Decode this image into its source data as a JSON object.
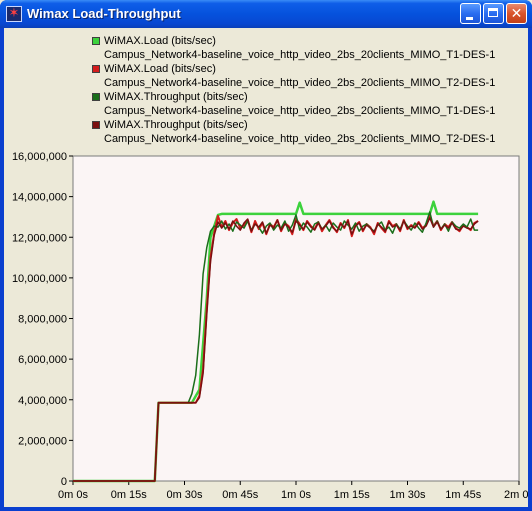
{
  "window": {
    "title": "Wimax Load-Throughput",
    "icon": "star-app-icon",
    "controls": [
      "minimize",
      "maximize",
      "close"
    ]
  },
  "legend": {
    "items": [
      {
        "name": "WiMAX.Load (bits/sec)",
        "scenario": "Campus_Network4-baseline_voice_http_video_2bs_20clients_MIMO_T1-DES-1",
        "color": "#3cd23c"
      },
      {
        "name": "WiMAX.Load (bits/sec)",
        "scenario": "Campus_Network4-baseline_voice_http_video_2bs_20clients_MIMO_T2-DES-1",
        "color": "#d41c1c"
      },
      {
        "name": "WiMAX.Throughput (bits/sec)",
        "scenario": "Campus_Network4-baseline_voice_http_video_2bs_20clients_MIMO_T1-DES-1",
        "color": "#1a6e1a"
      },
      {
        "name": "WiMAX.Throughput (bits/sec)",
        "scenario": "Campus_Network4-baseline_voice_http_video_2bs_20clients_MIMO_T2-DES-1",
        "color": "#7a1010"
      }
    ]
  },
  "chart_data": {
    "type": "line",
    "title": "",
    "xlabel": "",
    "ylabel": "",
    "xlim": [
      0,
      120
    ],
    "ylim": [
      0,
      16000000
    ],
    "grid": false,
    "legend_position": "top",
    "x_tick_values": [
      0,
      15,
      30,
      45,
      60,
      75,
      90,
      105,
      120
    ],
    "x_tick_labels": [
      "0m 0s",
      "0m 15s",
      "0m 30s",
      "0m 45s",
      "1m 0s",
      "1m 15s",
      "1m 30s",
      "1m 45s",
      "2m 0s"
    ],
    "y_tick_values": [
      0,
      2000000,
      4000000,
      6000000,
      8000000,
      10000000,
      12000000,
      14000000,
      16000000
    ],
    "y_tick_labels": [
      "0",
      "2,000,000",
      "4,000,000",
      "6,000,000",
      "8,000,000",
      "10,000,000",
      "12,000,000",
      "14,000,000",
      "16,000,000"
    ],
    "series": [
      {
        "name": "WiMAX.Load (bits/sec) Campus_Network4-baseline_voice_http_video_2bs_20clients_MIMO_T1-DES-1",
        "color": "#3cd23c",
        "x": [
          0,
          22,
          23,
          32,
          34,
          36,
          37,
          39,
          40,
          60,
          61,
          62,
          63,
          96,
          97,
          98,
          99,
          109
        ],
        "y": [
          0,
          0,
          3850000,
          3850000,
          4500000,
          9000000,
          12000000,
          13100000,
          13150000,
          13150000,
          13700000,
          13150000,
          13150000,
          13150000,
          13750000,
          13150000,
          13150000,
          13150000
        ]
      },
      {
        "name": "WiMAX.Load (bits/sec) Campus_Network4-baseline_voice_http_video_2bs_20clients_MIMO_T2-DES-1",
        "color": "#d41c1c",
        "x": [
          0,
          22,
          23,
          33,
          34,
          35,
          36,
          37,
          38,
          39,
          40,
          41,
          42,
          43,
          44,
          45,
          46,
          47,
          48,
          49,
          50,
          51,
          52,
          53,
          54,
          55,
          56,
          57,
          58,
          59,
          60,
          61,
          62,
          63,
          64,
          65,
          66,
          67,
          68,
          69,
          70,
          71,
          72,
          73,
          74,
          75,
          76,
          77,
          78,
          79,
          80,
          81,
          82,
          83,
          84,
          85,
          86,
          87,
          88,
          89,
          90,
          91,
          92,
          93,
          94,
          95,
          96,
          97,
          98,
          99,
          100,
          101,
          102,
          103,
          104,
          105,
          106,
          107,
          108,
          109
        ],
        "y": [
          0,
          0,
          3850000,
          3850000,
          4200000,
          5500000,
          8500000,
          11000000,
          12200000,
          13050000,
          12500000,
          12800000,
          12350000,
          12700000,
          12900000,
          12450000,
          12600000,
          12850000,
          12250000,
          12800000,
          12400000,
          12700000,
          12150000,
          12650000,
          12500000,
          12850000,
          12300000,
          12700000,
          12550000,
          12150000,
          12900000,
          12650000,
          12350000,
          12800000,
          12550000,
          12400000,
          12750000,
          12300000,
          12600000,
          12850000,
          12500000,
          12250000,
          12700000,
          12450000,
          12850000,
          12050000,
          12600000,
          12750000,
          12300000,
          12650000,
          12500000,
          12150000,
          12700000,
          12450000,
          12250000,
          12800000,
          12550000,
          12650000,
          12300000,
          12850000,
          12400000,
          12600000,
          12500000,
          12750000,
          12450000,
          12600000,
          13050000,
          12550000,
          12800000,
          12350000,
          12650000,
          12500000,
          12750000,
          12450000,
          12300000,
          12600000,
          12500000,
          12350000,
          12700000,
          12800000
        ]
      },
      {
        "name": "WiMAX.Throughput (bits/sec) Campus_Network4-baseline_voice_http_video_2bs_20clients_MIMO_T1-DES-1",
        "color": "#1a6e1a",
        "x": [
          0,
          22,
          23,
          31,
          32,
          33,
          34,
          35,
          36,
          37,
          38,
          39,
          40,
          41,
          42,
          43,
          44,
          45,
          46,
          47,
          48,
          49,
          50,
          51,
          52,
          53,
          54,
          55,
          56,
          57,
          58,
          59,
          60,
          61,
          62,
          63,
          64,
          65,
          66,
          67,
          68,
          69,
          70,
          71,
          72,
          73,
          74,
          75,
          76,
          77,
          78,
          79,
          80,
          81,
          82,
          83,
          84,
          85,
          86,
          87,
          88,
          89,
          90,
          91,
          92,
          93,
          94,
          95,
          96,
          97,
          98,
          99,
          100,
          101,
          102,
          103,
          104,
          105,
          106,
          107,
          108,
          109
        ],
        "y": [
          0,
          0,
          3850000,
          3850000,
          4300000,
          5200000,
          7200000,
          10200000,
          11500000,
          12300000,
          12550000,
          12500000,
          12800000,
          12400000,
          12650000,
          12300000,
          12750000,
          12600000,
          12450000,
          12800000,
          12350000,
          12650000,
          12500000,
          12200000,
          12550000,
          12700000,
          12350000,
          12600000,
          12450000,
          12800000,
          12300000,
          12600000,
          13100000,
          12350000,
          12700000,
          12500000,
          12250000,
          12650000,
          12750000,
          12400000,
          12600000,
          12300000,
          12700000,
          12500000,
          12350000,
          12800000,
          12600000,
          12400000,
          12700000,
          12300000,
          12550000,
          12650000,
          12450000,
          12300000,
          12600000,
          12750000,
          12350000,
          12500000,
          12200000,
          12650000,
          12400000,
          12800000,
          12550000,
          12350000,
          12700000,
          12450000,
          12250000,
          12700000,
          13250000,
          12500000,
          12800000,
          12400000,
          12650000,
          12300000,
          12750000,
          12550000,
          12450000,
          12650000,
          12500000,
          12900000,
          12350000,
          12350000
        ]
      },
      {
        "name": "WiMAX.Throughput (bits/sec) Campus_Network4-baseline_voice_http_video_2bs_20clients_MIMO_T2-DES-1",
        "color": "#7a1010",
        "x": [
          0,
          22,
          23,
          33,
          34,
          35,
          36,
          37,
          38,
          39,
          40,
          41,
          42,
          43,
          44,
          45,
          46,
          47,
          48,
          49,
          50,
          51,
          52,
          53,
          54,
          55,
          56,
          57,
          58,
          59,
          60,
          61,
          62,
          63,
          64,
          65,
          66,
          67,
          68,
          69,
          70,
          71,
          72,
          73,
          74,
          75,
          76,
          77,
          78,
          79,
          80,
          81,
          82,
          83,
          84,
          85,
          86,
          87,
          88,
          89,
          90,
          91,
          92,
          93,
          94,
          95,
          96,
          97,
          98,
          99,
          100,
          101,
          102,
          103,
          104,
          105,
          106,
          107,
          108,
          109
        ],
        "y": [
          0,
          0,
          3850000,
          3850000,
          4100000,
          5300000,
          8200000,
          10800000,
          12100000,
          12750000,
          12450000,
          12700000,
          12400000,
          12800000,
          12550000,
          12350000,
          12700000,
          12900000,
          12300000,
          12650000,
          12500000,
          12750000,
          12200000,
          12600000,
          12450000,
          12850000,
          12350000,
          12650000,
          12500000,
          12250000,
          12800000,
          12600000,
          12400000,
          12750000,
          12500000,
          12350000,
          12700000,
          12400000,
          12550000,
          12800000,
          12450000,
          12300000,
          12650000,
          12500000,
          12800000,
          12150000,
          12550000,
          12700000,
          12350000,
          12600000,
          12450000,
          12250000,
          12650000,
          12500000,
          12300000,
          12750000,
          12500000,
          12600000,
          12350000,
          12800000,
          12450000,
          12550000,
          12450000,
          12700000,
          12400000,
          12550000,
          12950000,
          12500000,
          12750000,
          12400000,
          12600000,
          12450000,
          12700000,
          12400000,
          12350000,
          12550000,
          12450000,
          12400000,
          12650000,
          12800000
        ]
      }
    ]
  }
}
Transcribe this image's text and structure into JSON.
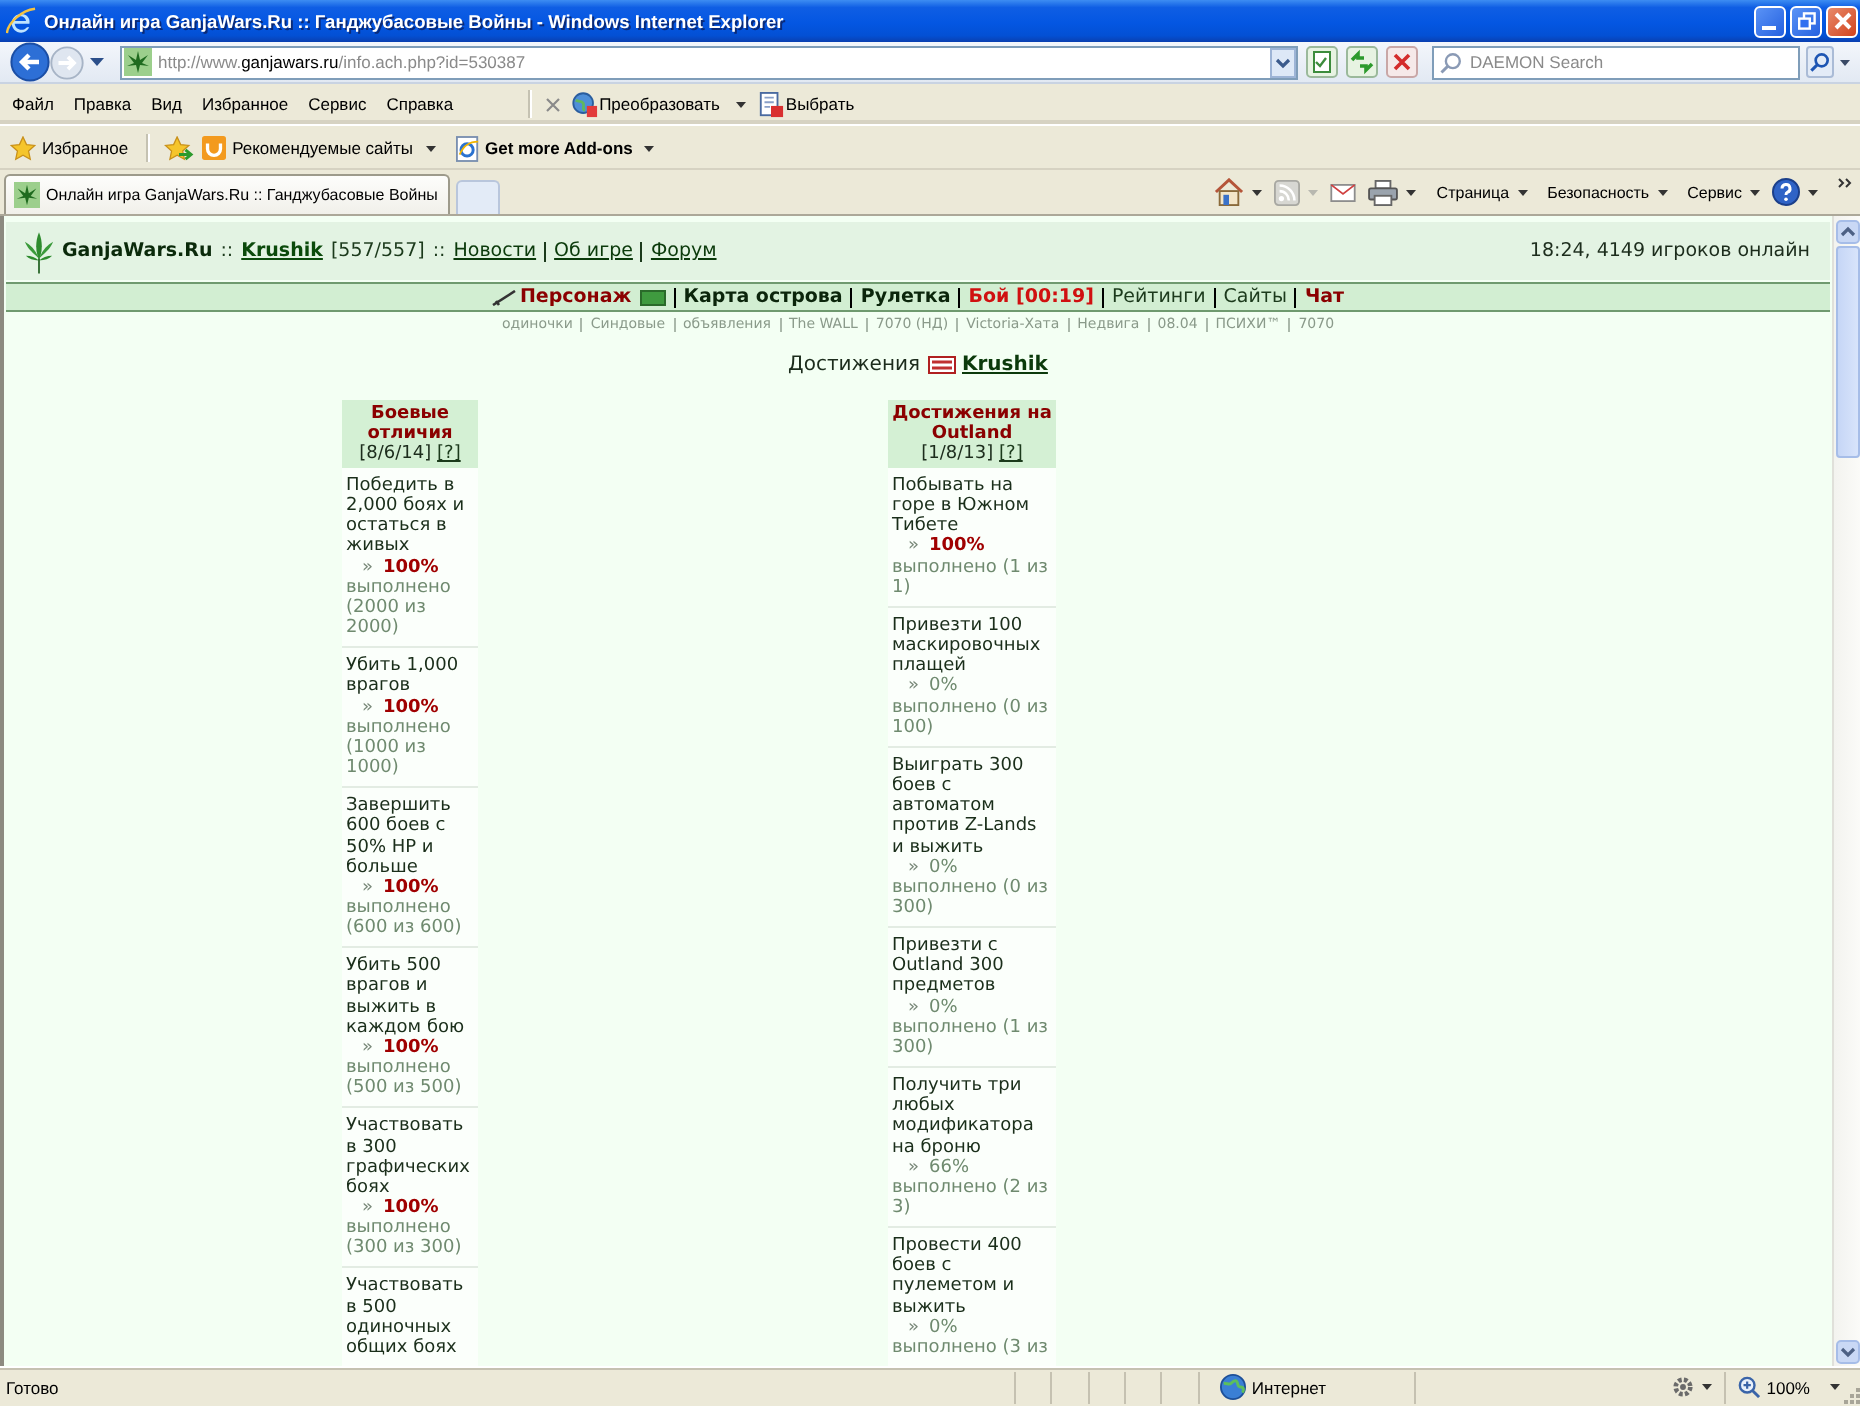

-- Problem requirements --
Gather all lines from the listing above in which "this" occurs.

-- Right answer --
Decode this image into its source data as a JSON object.
Transcribe this image's text and structure into JSON.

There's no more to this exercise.